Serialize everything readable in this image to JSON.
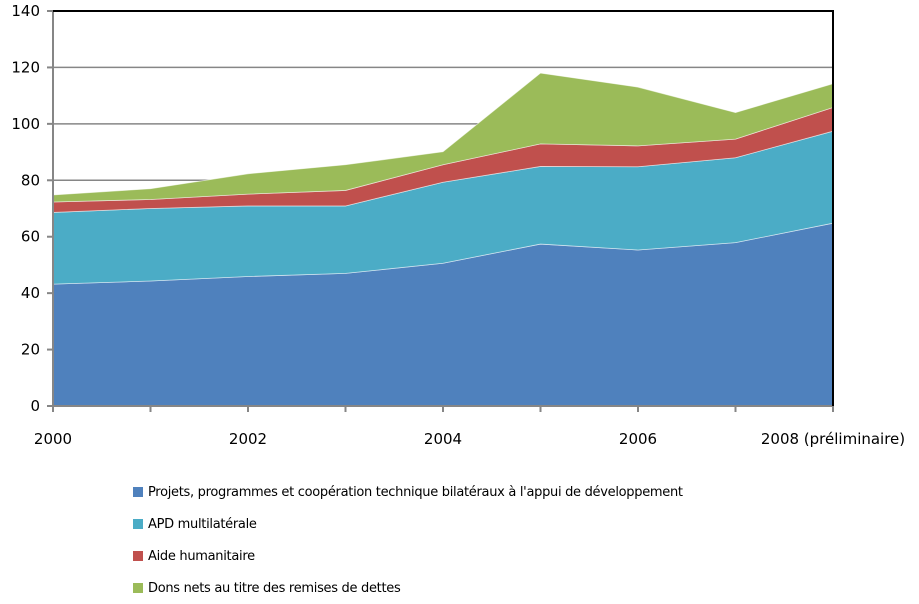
{
  "chart_data": {
    "type": "area",
    "stacked": true,
    "title": "",
    "xlabel": "",
    "ylabel": "",
    "x": [
      2000,
      2001,
      2002,
      2003,
      2004,
      2005,
      2006,
      2007,
      2008
    ],
    "x_tick_labels": [
      {
        "x": 2000,
        "label": "2000"
      },
      {
        "x": 2002,
        "label": "2002"
      },
      {
        "x": 2004,
        "label": "2004"
      },
      {
        "x": 2006,
        "label": "2006"
      },
      {
        "x": 2008,
        "label": "2008 (préliminaire)"
      }
    ],
    "ylim": [
      0,
      140
    ],
    "y_ticks": [
      0,
      20,
      40,
      60,
      80,
      100,
      120,
      140
    ],
    "grid": "horizontal",
    "legend_position": "bottom",
    "series": [
      {
        "name": "Projets, programmes et coopération technique bilatéraux à l'appui de développement",
        "color": "#4F81BD",
        "values": [
          43.2,
          44.3,
          45.9,
          47.0,
          50.6,
          57.4,
          55.3,
          57.9,
          64.8
        ]
      },
      {
        "name": "APD multilatérale",
        "color": "#4BACC6",
        "values": [
          25.4,
          25.7,
          25.0,
          23.9,
          28.7,
          27.5,
          29.5,
          30.1,
          32.6
        ]
      },
      {
        "name": "Aide humanitaire",
        "color": "#C0504D",
        "values": [
          3.7,
          3.2,
          4.2,
          5.5,
          6.2,
          8.0,
          7.4,
          6.6,
          8.4
        ]
      },
      {
        "name": "Dons nets au titre des remises de dettes",
        "color": "#9BBB59",
        "values": [
          2.5,
          3.8,
          7.2,
          9.1,
          4.6,
          25.1,
          20.8,
          9.4,
          8.4
        ]
      }
    ]
  }
}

━━━━

Find the lines above that contain the word "color" and collect them.

- [EXPECTED OUTPUT]:
        "color": "#4F81BD",
        "color": "#4BACC6",
        "color": "#C0504D",
        "color": "#9BBB59",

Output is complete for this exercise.